#### Provided data

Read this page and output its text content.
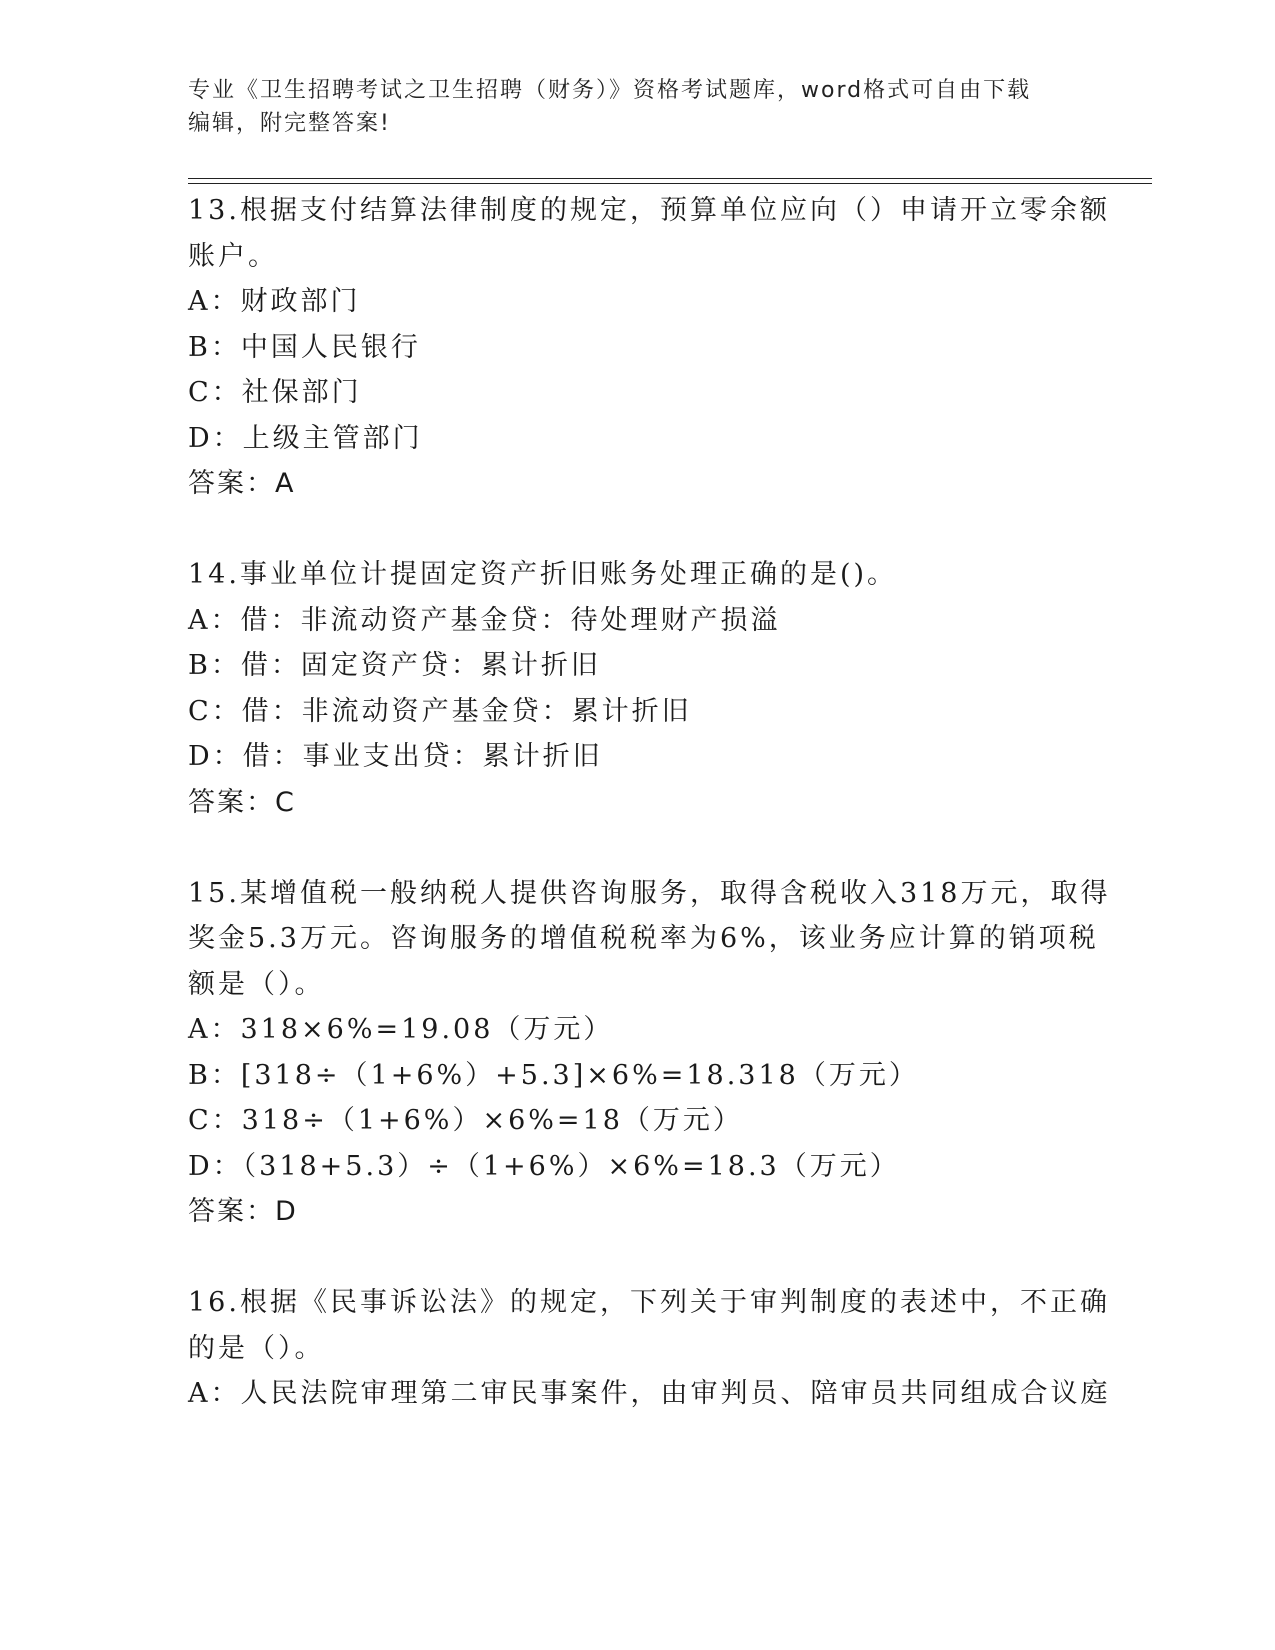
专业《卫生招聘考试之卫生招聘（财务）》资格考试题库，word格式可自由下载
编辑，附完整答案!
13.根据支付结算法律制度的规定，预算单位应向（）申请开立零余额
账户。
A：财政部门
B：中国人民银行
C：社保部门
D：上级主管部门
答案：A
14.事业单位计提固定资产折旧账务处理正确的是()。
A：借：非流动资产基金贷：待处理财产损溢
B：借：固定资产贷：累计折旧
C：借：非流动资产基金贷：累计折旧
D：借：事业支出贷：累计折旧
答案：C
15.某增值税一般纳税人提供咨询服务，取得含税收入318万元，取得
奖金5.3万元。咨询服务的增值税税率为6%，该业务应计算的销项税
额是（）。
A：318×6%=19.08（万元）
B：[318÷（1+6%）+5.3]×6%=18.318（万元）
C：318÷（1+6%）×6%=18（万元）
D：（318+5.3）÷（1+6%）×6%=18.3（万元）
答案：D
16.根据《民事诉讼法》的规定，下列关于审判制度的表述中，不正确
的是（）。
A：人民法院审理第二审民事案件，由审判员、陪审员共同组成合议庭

########

● **Exercise**
Repeat the material above in full and unchanged, minus its images.

● **Task solution**
Read this page and output its text content.
专业《卫生招聘考试之卫生招聘（财务）》资格考试题库，word格式可自由下载
编辑，附完整答案!
13.根据支付结算法律制度的规定，预算单位应向（）申请开立零余额
账户。
A：财政部门
B：中国人民银行
C：社保部门
D：上级主管部门
答案：A
14.事业单位计提固定资产折旧账务处理正确的是()。
A：借：非流动资产基金贷：待处理财产损溢
B：借：固定资产贷：累计折旧
C：借：非流动资产基金贷：累计折旧
D：借：事业支出贷：累计折旧
答案：C
15.某增值税一般纳税人提供咨询服务，取得含税收入318万元，取得
奖金5.3万元。咨询服务的增值税税率为6%，该业务应计算的销项税
额是（）。
A：318×6%=19.08（万元）
B：[318÷（1+6%）+5.3]×6%=18.318（万元）
C：318÷（1+6%）×6%=18（万元）
D：（318+5.3）÷（1+6%）×6%=18.3（万元）
答案：D
16.根据《民事诉讼法》的规定，下列关于审判制度的表述中，不正确
的是（）。
A：人民法院审理第二审民事案件，由审判员、陪审员共同组成合议庭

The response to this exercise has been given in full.